* START DATA SHOWN *

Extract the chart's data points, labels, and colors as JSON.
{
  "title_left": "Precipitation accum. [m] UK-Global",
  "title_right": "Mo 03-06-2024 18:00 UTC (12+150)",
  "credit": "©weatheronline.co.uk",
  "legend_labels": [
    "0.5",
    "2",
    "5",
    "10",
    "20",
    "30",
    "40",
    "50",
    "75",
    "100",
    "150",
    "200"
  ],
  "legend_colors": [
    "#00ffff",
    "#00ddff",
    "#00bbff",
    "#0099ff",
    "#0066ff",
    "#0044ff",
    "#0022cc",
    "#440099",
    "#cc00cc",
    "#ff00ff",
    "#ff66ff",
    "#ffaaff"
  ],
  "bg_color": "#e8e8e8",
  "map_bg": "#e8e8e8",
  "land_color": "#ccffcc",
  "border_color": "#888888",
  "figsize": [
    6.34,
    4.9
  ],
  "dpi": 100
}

* END DATA SHOWN *
* START DATA SHOWN *

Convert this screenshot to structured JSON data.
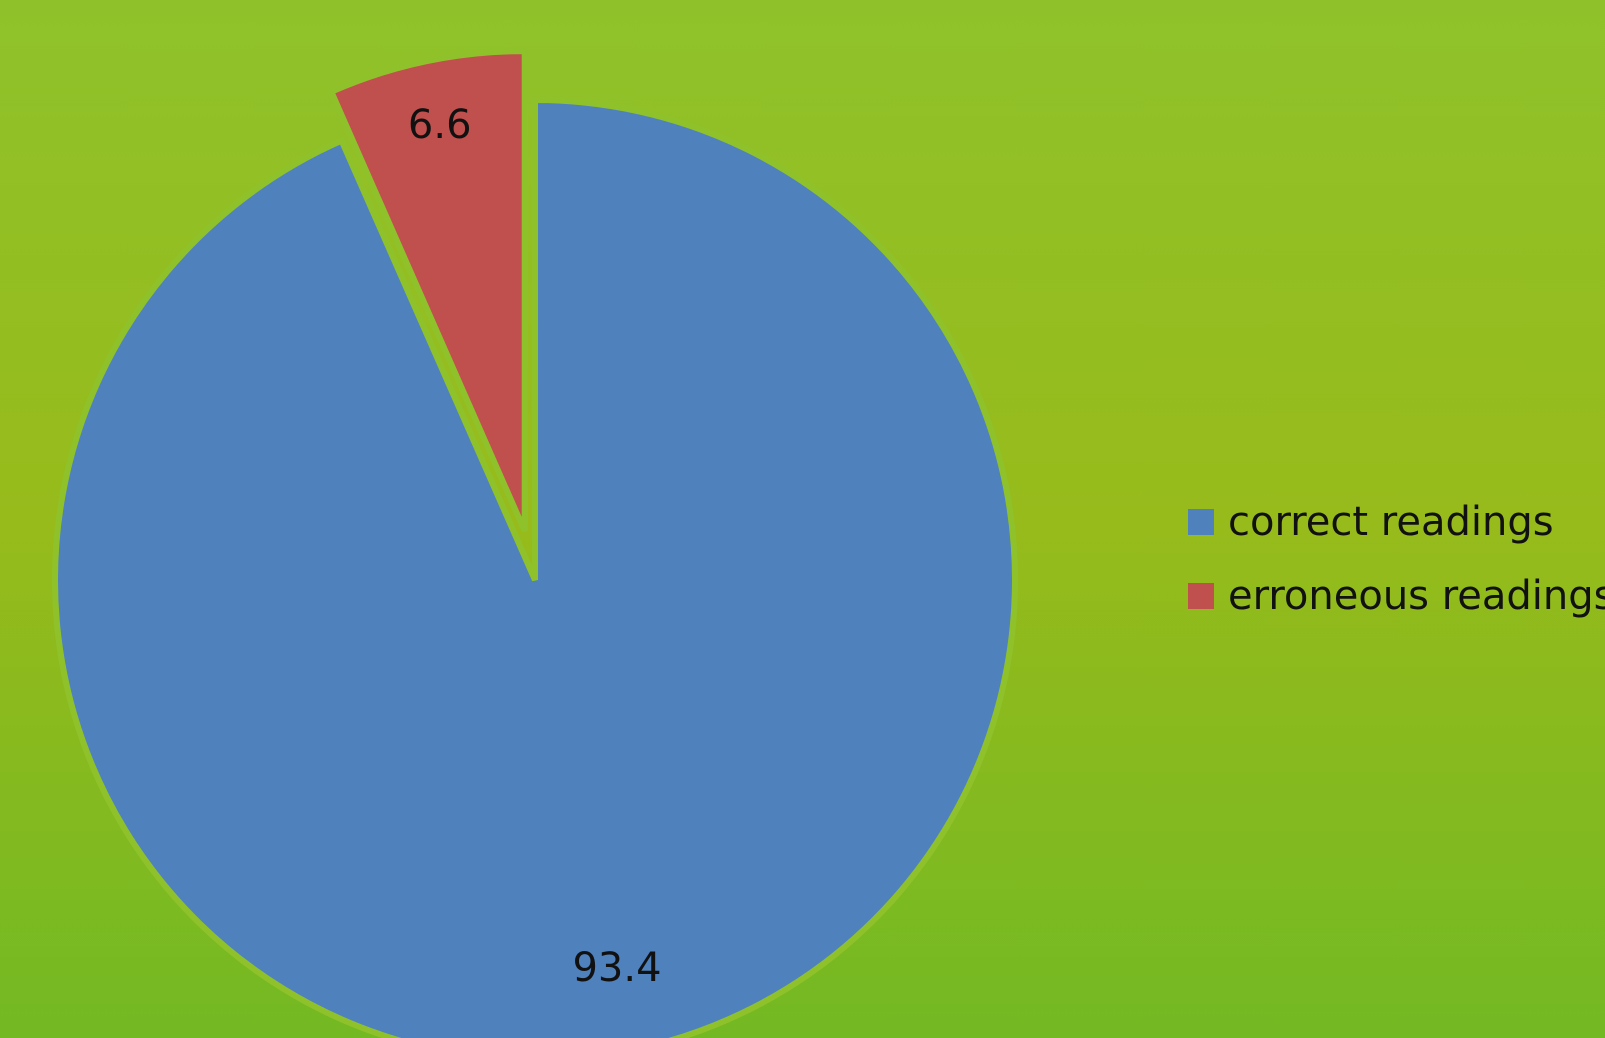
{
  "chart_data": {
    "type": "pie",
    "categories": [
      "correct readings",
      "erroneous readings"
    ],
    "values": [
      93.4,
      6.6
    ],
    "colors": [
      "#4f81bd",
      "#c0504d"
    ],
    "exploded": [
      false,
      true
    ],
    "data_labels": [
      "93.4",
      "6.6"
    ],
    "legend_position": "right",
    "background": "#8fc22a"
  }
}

* END DATA SHOWN *
* START DATA SHOWN *

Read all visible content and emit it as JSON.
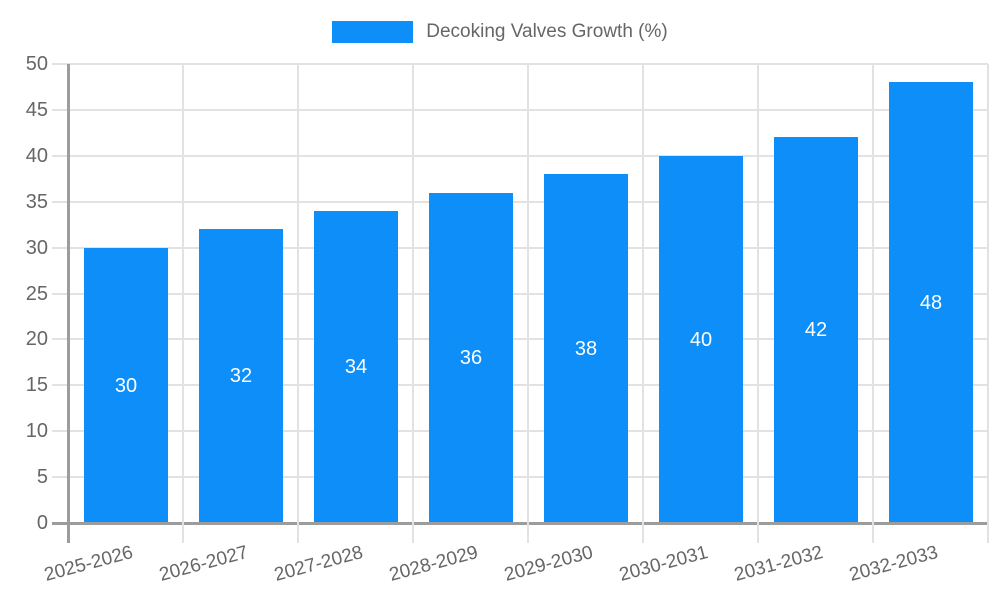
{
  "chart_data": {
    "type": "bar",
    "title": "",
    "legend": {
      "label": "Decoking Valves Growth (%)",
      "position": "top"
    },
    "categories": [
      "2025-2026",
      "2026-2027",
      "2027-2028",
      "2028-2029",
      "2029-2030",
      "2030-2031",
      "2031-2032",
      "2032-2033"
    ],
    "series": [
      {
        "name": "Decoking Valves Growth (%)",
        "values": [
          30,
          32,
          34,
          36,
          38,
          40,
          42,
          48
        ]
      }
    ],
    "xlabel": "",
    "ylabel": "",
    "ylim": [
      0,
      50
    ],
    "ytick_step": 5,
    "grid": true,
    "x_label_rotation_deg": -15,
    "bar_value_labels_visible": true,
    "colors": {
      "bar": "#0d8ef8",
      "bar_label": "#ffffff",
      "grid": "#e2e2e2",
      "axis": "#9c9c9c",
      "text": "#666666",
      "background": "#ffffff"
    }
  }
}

* END DATA SHOWN *

▶ WHAT TO WORK ON:
Check the records above line by line and tally those holding the string "JSON". Answer with the number only.

▶ EXERCISE RESULT:
3